Selected excerpt -
## START

For a moment, he appears to slip into adult lucidity and recognize that he could simply wear clothing that doesn’t draw such attention but snaps right back into his wide-eyed, exaggerated persona, demanding that perhaps everyone else should merely “normalize” the idea that women sometimes have bulges. To emphasize this, he begins to sing, “Women can have bulges, and that’s OK,” before getting to the point of the video that the problem comes down to average people noticing the bulge and judging him for it, or so he assumes. No actual judgment was described in the video beyond what he imagined others were thinking.

Mulvaney’s antics would be little more than eye-roll-inducing typical internet nonsense if the influencer wasn’t being simultaneously promoted by institutions such as Forbes, Ulta Beauty, and the White House. He is the face of not only what transgender activism represents but what being a woman means in 2022. You see, Mulvaney isn’t portraying himself as a person overcoming gender dysphoria and living their best life on their own terms. He portrays himself as the typical modern woman who is entitled to speak for all women and the issues they face.

Athey notes this important distinction, saying, “I will always pray that people suffering from gender dysphoria are able to find peace with who they are. However, I do not have any sympathy for those who play-act as women using hackneyed stereotypes, pretend to speak for us — and then have the stones to tell us we are the problem when we don’t comply with their delusion.” For me, this is the defining line in the sand. “Transgender women” are simply not women.

## END

Given data -
## START

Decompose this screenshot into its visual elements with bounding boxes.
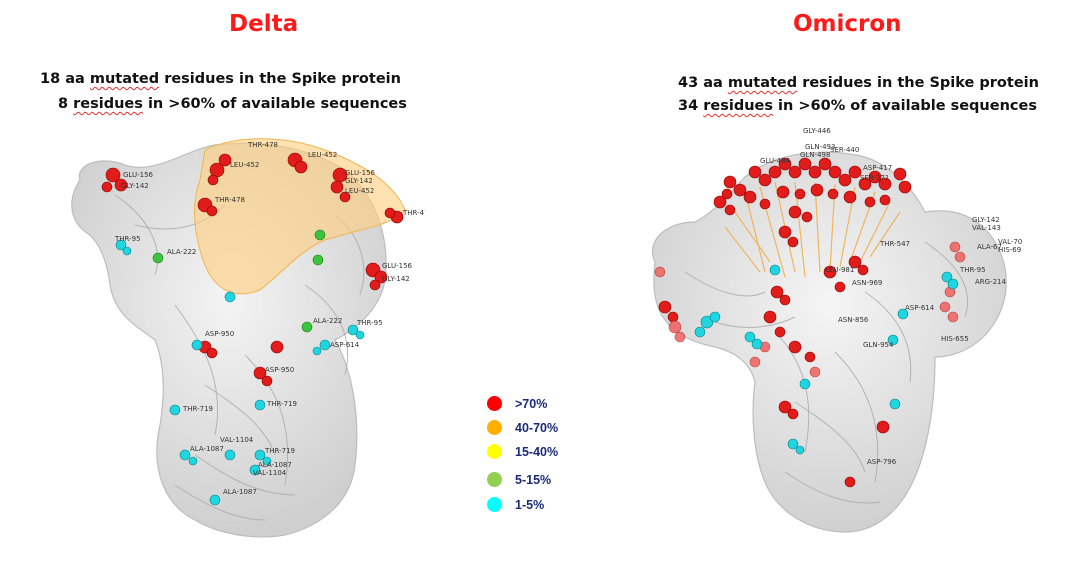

## END

What is being asked -
From the excerpt about Mulvaney, reproduce the passage starting at "Athey notes this" and ending at "simply not women.".

Task solution -
Athey notes this important distinction, saying, “I will always pray that people suffering from gender dysphoria are able to find peace with who they are. However, I do not have any sympathy for those who play-act as women using hackneyed stereotypes, pretend to speak for us — and then have the stones to tell us we are the problem when we don’t comply with their delusion.” For me, this is the defining line in the sand. “Transgender women” are simply not women.